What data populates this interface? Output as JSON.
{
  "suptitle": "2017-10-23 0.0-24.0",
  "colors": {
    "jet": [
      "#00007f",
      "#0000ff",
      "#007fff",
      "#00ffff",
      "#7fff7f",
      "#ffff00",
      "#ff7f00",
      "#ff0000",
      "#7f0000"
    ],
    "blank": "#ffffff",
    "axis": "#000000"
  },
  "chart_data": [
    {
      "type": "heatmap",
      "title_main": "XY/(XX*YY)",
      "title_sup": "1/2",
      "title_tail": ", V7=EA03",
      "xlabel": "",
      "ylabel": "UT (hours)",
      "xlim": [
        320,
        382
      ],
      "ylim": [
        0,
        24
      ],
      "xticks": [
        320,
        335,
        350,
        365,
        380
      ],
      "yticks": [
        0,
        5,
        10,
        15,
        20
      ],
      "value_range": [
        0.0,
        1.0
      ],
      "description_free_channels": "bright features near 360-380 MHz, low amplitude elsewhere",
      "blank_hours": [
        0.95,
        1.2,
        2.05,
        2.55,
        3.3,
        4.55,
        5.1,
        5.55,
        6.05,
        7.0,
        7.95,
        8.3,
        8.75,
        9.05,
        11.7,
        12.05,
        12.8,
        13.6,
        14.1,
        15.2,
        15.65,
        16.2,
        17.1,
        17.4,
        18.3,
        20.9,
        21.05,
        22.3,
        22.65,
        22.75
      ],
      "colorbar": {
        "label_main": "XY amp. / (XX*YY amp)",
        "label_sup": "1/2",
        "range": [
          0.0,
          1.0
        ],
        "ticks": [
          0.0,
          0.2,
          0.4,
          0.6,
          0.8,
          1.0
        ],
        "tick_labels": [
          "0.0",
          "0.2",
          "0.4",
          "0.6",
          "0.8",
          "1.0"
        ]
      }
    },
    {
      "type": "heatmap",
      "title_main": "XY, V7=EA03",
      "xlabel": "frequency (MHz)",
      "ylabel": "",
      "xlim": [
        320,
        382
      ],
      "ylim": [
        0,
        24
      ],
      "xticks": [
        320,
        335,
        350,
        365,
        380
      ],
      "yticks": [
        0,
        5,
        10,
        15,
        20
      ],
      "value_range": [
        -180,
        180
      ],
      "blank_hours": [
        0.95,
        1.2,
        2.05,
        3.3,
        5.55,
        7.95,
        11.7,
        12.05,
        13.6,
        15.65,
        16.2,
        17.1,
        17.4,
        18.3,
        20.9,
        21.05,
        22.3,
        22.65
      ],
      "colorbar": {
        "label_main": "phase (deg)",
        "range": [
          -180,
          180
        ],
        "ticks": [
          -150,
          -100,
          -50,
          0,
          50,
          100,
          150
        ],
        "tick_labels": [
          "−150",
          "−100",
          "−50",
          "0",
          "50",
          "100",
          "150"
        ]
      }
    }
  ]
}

------

• **Requirement**: Output the listing above word for word.

• **Response**:
What data populates this interface? Output as JSON.
{
  "suptitle": "2017-10-23 0.0-24.0",
  "colors": {
    "jet": [
      "#00007f",
      "#0000ff",
      "#007fff",
      "#00ffff",
      "#7fff7f",
      "#ffff00",
      "#ff7f00",
      "#ff0000",
      "#7f0000"
    ],
    "blank": "#ffffff",
    "axis": "#000000"
  },
  "chart_data": [
    {
      "type": "heatmap",
      "title_main": "XY/(XX*YY)",
      "title_sup": "1/2",
      "title_tail": ", V7=EA03",
      "xlabel": "",
      "ylabel": "UT (hours)",
      "xlim": [
        320,
        382
      ],
      "ylim": [
        0,
        24
      ],
      "xticks": [
        320,
        335,
        350,
        365,
        380
      ],
      "yticks": [
        0,
        5,
        10,
        15,
        20
      ],
      "value_range": [
        0.0,
        1.0
      ],
      "description_free_channels": "bright features near 360-380 MHz, low amplitude elsewhere",
      "blank_hours": [
        0.95,
        1.2,
        2.05,
        2.55,
        3.3,
        4.55,
        5.1,
        5.55,
        6.05,
        7.0,
        7.95,
        8.3,
        8.75,
        9.05,
        11.7,
        12.05,
        12.8,
        13.6,
        14.1,
        15.2,
        15.65,
        16.2,
        17.1,
        17.4,
        18.3,
        20.9,
        21.05,
        22.3,
        22.65,
        22.75
      ],
      "colorbar": {
        "label_main": "XY amp. / (XX*YY amp)",
        "label_sup": "1/2",
        "range": [
          0.0,
          1.0
        ],
        "ticks": [
          0.0,
          0.2,
          0.4,
          0.6,
          0.8,
          1.0
        ],
        "tick_labels": [
          "0.0",
          "0.2",
          "0.4",
          "0.6",
          "0.8",
          "1.0"
        ]
      }
    },
    {
      "type": "heatmap",
      "title_main": "XY, V7=EA03",
      "xlabel": "frequency (MHz)",
      "ylabel": "",
      "xlim": [
        320,
        382
      ],
      "ylim": [
        0,
        24
      ],
      "xticks": [
        320,
        335,
        350,
        365,
        380
      ],
      "yticks": [
        0,
        5,
        10,
        15,
        20
      ],
      "value_range": [
        -180,
        180
      ],
      "blank_hours": [
        0.95,
        1.2,
        2.05,
        3.3,
        5.55,
        7.95,
        11.7,
        12.05,
        13.6,
        15.65,
        16.2,
        17.1,
        17.4,
        18.3,
        20.9,
        21.05,
        22.3,
        22.65
      ],
      "colorbar": {
        "label_main": "phase (deg)",
        "range": [
          -180,
          180
        ],
        "ticks": [
          -150,
          -100,
          -50,
          0,
          50,
          100,
          150
        ],
        "tick_labels": [
          "−150",
          "−100",
          "−50",
          "0",
          "50",
          "100",
          "150"
        ]
      }
    }
  ]
}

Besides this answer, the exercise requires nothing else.